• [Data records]
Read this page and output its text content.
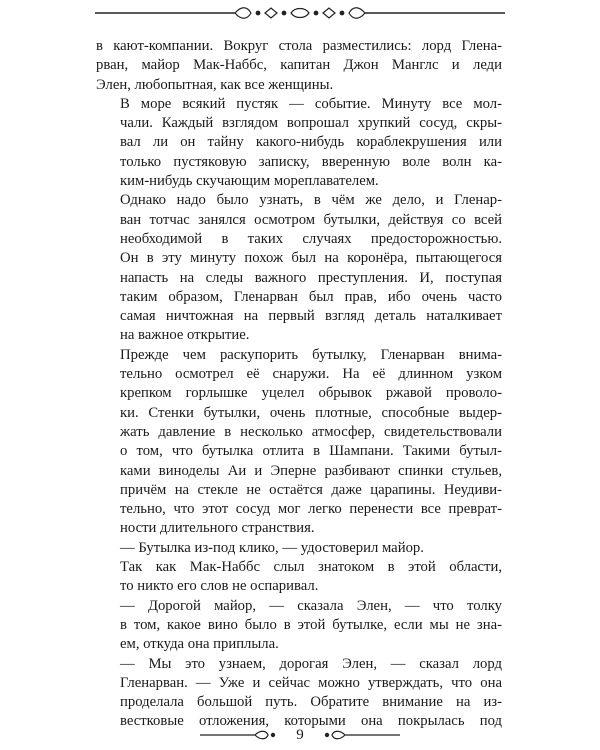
в кают-компании. Вокруг стола разместились: лорд Глена-
рван, майор Мак-Наббс, капитан Джон Манглс и леди
Элен, любопытная, как все женщины.

В море всякий пустяк — событие. Минуту все мол-
чали. Каждый взглядом вопрошал хрупкий сосуд, скры-
вал ли он тайну какого-нибудь кораблекрушения или
только пустяковую записку, вверенную воле волн ка-
ким-нибудь скучающим мореплавателем.

Однако надо было узнать, в чём же дело, и Гленар-
ван тотчас занялся осмотром бутылки, действуя со всей
необходимой в таких случаях предосторожностью.
Он в эту минуту похож был на коронёра, пытающегося
напасть на следы важного преступления. И, поступая
таким образом, Гленарван был прав, ибо очень часто
самая ничтожная на первый взгляд деталь наталкивает
на важное открытие.

Прежде чем раскупорить бутылку, Гленарван внима-
тельно осмотрел её снаружи. На её длинном узком
крепком горлышке уцелел обрывок ржавой проволо-
ки. Стенки бутылки, очень плотные, способные выдер-
жать давление в несколько атмосфер, свидетельствовали
о том, что бутылка отлита в Шампани. Такими бутыл-
ками виноделы Аи и Эперне разбивают спинки стульев,
причём на стекле не остаётся даже царапины. Неудиви-
тельно, что этот сосуд мог легко перенести все преврат-
ности длительного странствия.

— Бутылка из-под клико, — удостоверил майор.

Так как Мак-Наббс слыл знатоком в этой области,
то никто его слов не оспаривал.

— Дорогой майор, — сказала Элен, — что толку
в том, какое вино было в этой бутылке, если мы не зна-
ем, откуда она приплыла.

— Мы это узнаем, дорогая Элен, — сказал лорд
Гленарван. — Уже и сейчас можно утверждать, что она
проделала большой путь. Обратите внимание на из-
вестковые отложения, которыми она покрылась под

9
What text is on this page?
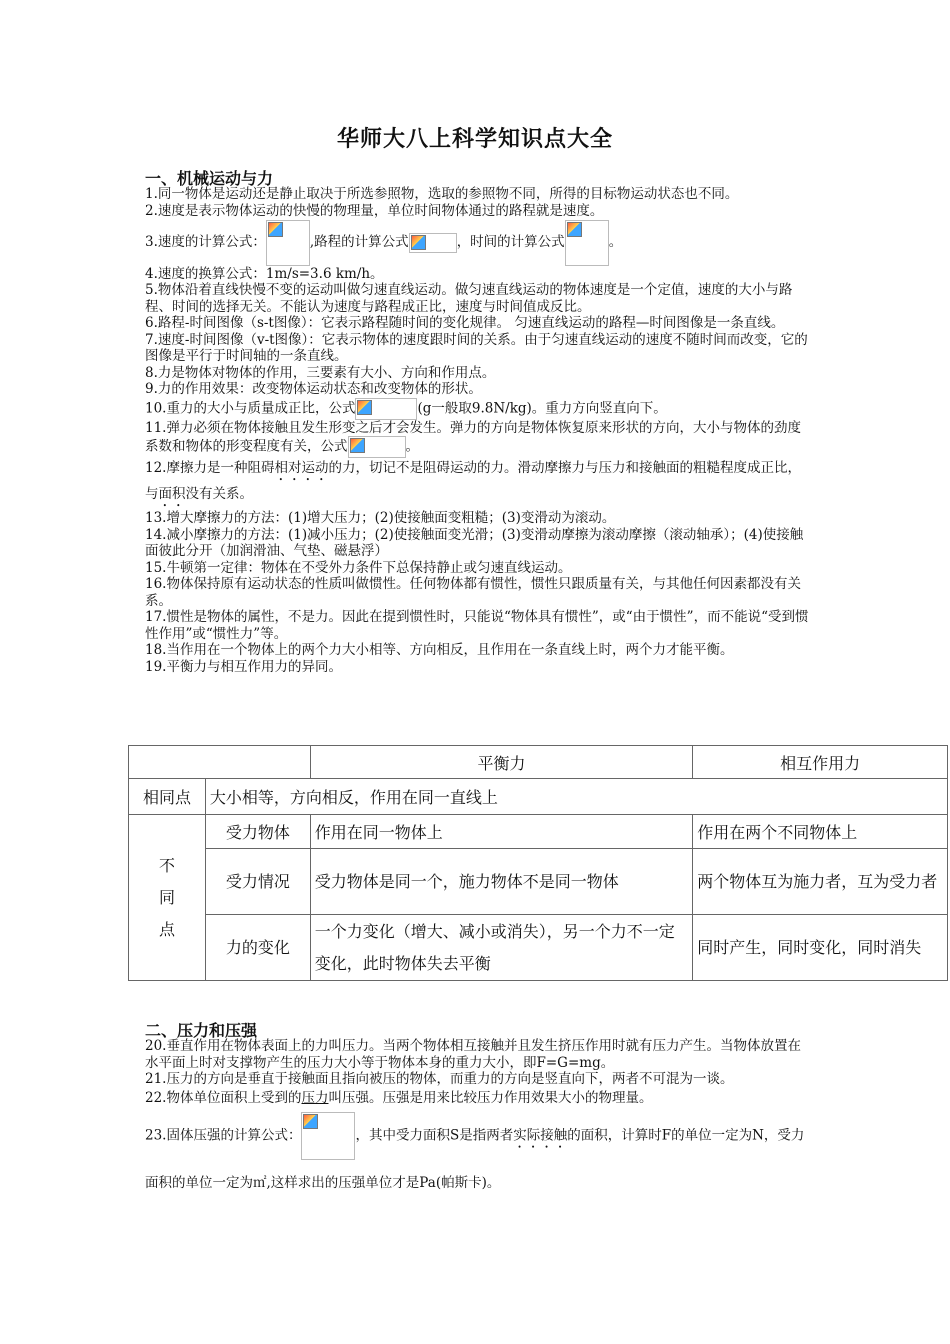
华师大八上科学知识点大全
一、机械运动与力

1.同一物体是运动还是静止取决于所选参照物，选取的参照物不同，所得的目标物运动状态也不同。

2.速度是表示物体运动的快慢的物理量，单位时间物体通过的路程就是速度。

3.速度的计算公式：	,路程的计算公式	，时间的计算公式	。

4.速度的换算公式：1m/s=3.6 km/h。

5.物体沿着直线快慢不变的运动叫做匀速直线运动。做匀速直线运动的物体速度是一个定值，速度的大小与路程、时间的选择无关。不能认为速度与路程成正比，速度与时间值成反比。

6.路程-时间图像（s-t图像）：它表示路程随时间的变化规律。 匀速直线运动的路程—时间图像是一条直线。

7.速度-时间图像（v-t图像）：它表示物体的速度跟时间的关系。由于匀速直线运动的速度不随时间而改变，它的图像是平行于时间轴的一条直线。

8.力是物体对物体的作用，三要素有大小、方向和作用点。

9.力的作用效果：改变物体运动状态和改变物体的形状。

10.重力的大小与质量成正比，公式	(g一般取9.8N/kg)。重力方向竖直向下。

11.弹力必须在物体接触且发生形变之后才会发生。弹力的方向是物体恢复原来形状的方向，大小与物体的劲度系数和物体的形变程度有关，公式	。

12.摩擦力是一种阻碍相对运动的力，切记不是阻碍运动的力。滑动摩擦力与压力和接触面的粗糙程度成正比，与面积没有关系。

13.增大摩擦力的方法：(1)增大压力；(2)使接触面变粗糙；(3)变滑动为滚动。

14.减小摩擦力的方法：(1)减小压力；(2)使接触面变光滑；(3)变滑动摩擦为滚动摩擦（滚动轴承）；(4)使接触面彼此分开（加润滑油、气垫、磁悬浮）

15.牛顿第一定律：物体在不受外力条件下总保持静止或匀速直线运动。

16.物体保持原有运动状态的性质叫做惯性。任何物体都有惯性，惯性只跟质量有关，与其他任何因素都没有关系。

17.惯性是物体的属性，不是力。因此在提到惯性时，只能说“物体具有惯性”，或“由于惯性”，而不能说“受到惯性作用”或“惯性力”等。

18.当作用在一个物体上的两个力大小相等、方向相反，且作用在一条直线上时，两个力才能平衡。

19.平衡力与相互作用力的异同。

		平衡力	相互作用力
相同点	大小相等，方向相反，作用在同一直线上		
不同点	受力物体	作用在同一物体上	作用在两个不同物体上
	受力情况	受力物体是同一个，施力物体不是同一物体	两个物体互为施力者，互为受力者
	力的变化	一个力变化（增大、减小或消失），另一个力不一定变化，此时物体失去平衡	同时产生，同时变化，同时消失
二、压力和压强

20.垂直作用在物体表面上的力叫压力。当两个物体相互接触并且发生挤压作用时就有压力产生。当物体放置在水平面上时对支撑物产生的压力大小等于物体本身的重力大小，即F=G=mg。

21.压力的方向是垂直于接触面且指向被压的物体，而重力的方向是竖直向下，两者不可混为一谈。

22.物体单位面积上受到的压力叫压强。压强是用来比较压力作用效果大小的物理量。

23.固体压强的计算公式：	，其中受力面积S是指两者实际接触的面积，计算时F的单位一定为N，受力面积的单位一定为㎡,这样求出的压强单位才是Pa(帕斯卡)。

• [Written problem]
The pictures should not appear in the copy; every other part of the records above must be returned exactly.

• [Task response]
Read this page and output its text content.
в кают-компании. Вокруг стола разместились: лорд Глена-
рван, майор Мак-Наббс, капитан Джон Манглс и леди
Элен, любопытная, как все женщины.

В море всякий пустяк — событие. Минуту все мол-
чали. Каждый взглядом вопрошал хрупкий сосуд, скры-
вал ли он тайну какого-нибудь кораблекрушения или
только пустяковую записку, вверенную воле волн ка-
ким-нибудь скучающим мореплавателем.

Однако надо было узнать, в чём же дело, и Гленар-
ван тотчас занялся осмотром бутылки, действуя со всей
необходимой в таких случаях предосторожностью.
Он в эту минуту похож был на коронёра, пытающегося
напасть на следы важного преступления. И, поступая
таким образом, Гленарван был прав, ибо очень часто
самая ничтожная на первый взгляд деталь наталкивает
на важное открытие.

Прежде чем раскупорить бутылку, Гленарван внима-
тельно осмотрел её снаружи. На её длинном узком
крепком горлышке уцелел обрывок ржавой проволо-
ки. Стенки бутылки, очень плотные, способные выдер-
жать давление в несколько атмосфер, свидетельствовали
о том, что бутылка отлита в Шампани. Такими бутыл-
ками виноделы Аи и Эперне разбивают спинки стульев,
причём на стекле не остаётся даже царапины. Неудиви-
тельно, что этот сосуд мог легко перенести все преврат-
ности длительного странствия.

— Бутылка из-под клико, — удостоверил майор.

Так как Мак-Наббс слыл знатоком в этой области,
то никто его слов не оспаривал.

— Дорогой майор, — сказала Элен, — что толку
в том, какое вино было в этой бутылке, если мы не зна-
ем, откуда она приплыла.

— Мы это узнаем, дорогая Элен, — сказал лорд
Гленарван. — Уже и сейчас можно утверждать, что она
проделала большой путь. Обратите внимание на из-
вестковые отложения, которыми она покрылась под

9
What text is on this page?
华师大八上科学知识点大全
一、机械运动与力

1.同一物体是运动还是静止取决于所选参照物，选取的参照物不同，所得的目标物运动状态也不同。

2.速度是表示物体运动的快慢的物理量，单位时间物体通过的路程就是速度。

3.速度的计算公式：	,路程的计算公式	，时间的计算公式	。

4.速度的换算公式：1m/s=3.6 km/h。

5.物体沿着直线快慢不变的运动叫做匀速直线运动。做匀速直线运动的物体速度是一个定值，速度的大小与路程、时间的选择无关。不能认为速度与路程成正比，速度与时间值成反比。

6.路程-时间图像（s-t图像）：它表示路程随时间的变化规律。 匀速直线运动的路程—时间图像是一条直线。

7.速度-时间图像（v-t图像）：它表示物体的速度跟时间的关系。由于匀速直线运动的速度不随时间而改变，它的图像是平行于时间轴的一条直线。

8.力是物体对物体的作用，三要素有大小、方向和作用点。

9.力的作用效果：改变物体运动状态和改变物体的形状。

10.重力的大小与质量成正比，公式	(g一般取9.8N/kg)。重力方向竖直向下。

11.弹力必须在物体接触且发生形变之后才会发生。弹力的方向是物体恢复原来形状的方向，大小与物体的劲度系数和物体的形变程度有关，公式	。

12.摩擦力是一种阻碍相对运动的力，切记不是阻碍运动的力。滑动摩擦力与压力和接触面的粗糙程度成正比，与面积没有关系。

13.增大摩擦力的方法：(1)增大压力；(2)使接触面变粗糙；(3)变滑动为滚动。

14.减小摩擦力的方法：(1)减小压力；(2)使接触面变光滑；(3)变滑动摩擦为滚动摩擦（滚动轴承）；(4)使接触面彼此分开（加润滑油、气垫、磁悬浮）

15.牛顿第一定律：物体在不受外力条件下总保持静止或匀速直线运动。

16.物体保持原有运动状态的性质叫做惯性。任何物体都有惯性，惯性只跟质量有关，与其他任何因素都没有关系。

17.惯性是物体的属性，不是力。因此在提到惯性时，只能说“物体具有惯性”，或“由于惯性”，而不能说“受到惯性作用”或“惯性力”等。

18.当作用在一个物体上的两个力大小相等、方向相反，且作用在一条直线上时，两个力才能平衡。

19.平衡力与相互作用力的异同。

		平衡力	相互作用力
相同点	大小相等，方向相反，作用在同一直线上		
不同点	受力物体	作用在同一物体上	作用在两个不同物体上
	受力情况	受力物体是同一个，施力物体不是同一物体	两个物体互为施力者，互为受力者
	力的变化	一个力变化（增大、减小或消失），另一个力不一定变化，此时物体失去平衡	同时产生，同时变化，同时消失
二、压力和压强

20.垂直作用在物体表面上的力叫压力。当两个物体相互接触并且发生挤压作用时就有压力产生。当物体放置在水平面上时对支撑物产生的压力大小等于物体本身的重力大小，即F=G=mg。

21.压力的方向是垂直于接触面且指向被压的物体，而重力的方向是竖直向下，两者不可混为一谈。

22.物体单位面积上受到的压力叫压强。压强是用来比较压力作用效果大小的物理量。

23.固体压强的计算公式：	，其中受力面积S是指两者实际接触的面积，计算时F的单位一定为N，受力面积的单位一定为㎡,这样求出的压强单位才是Pa(帕斯卡)。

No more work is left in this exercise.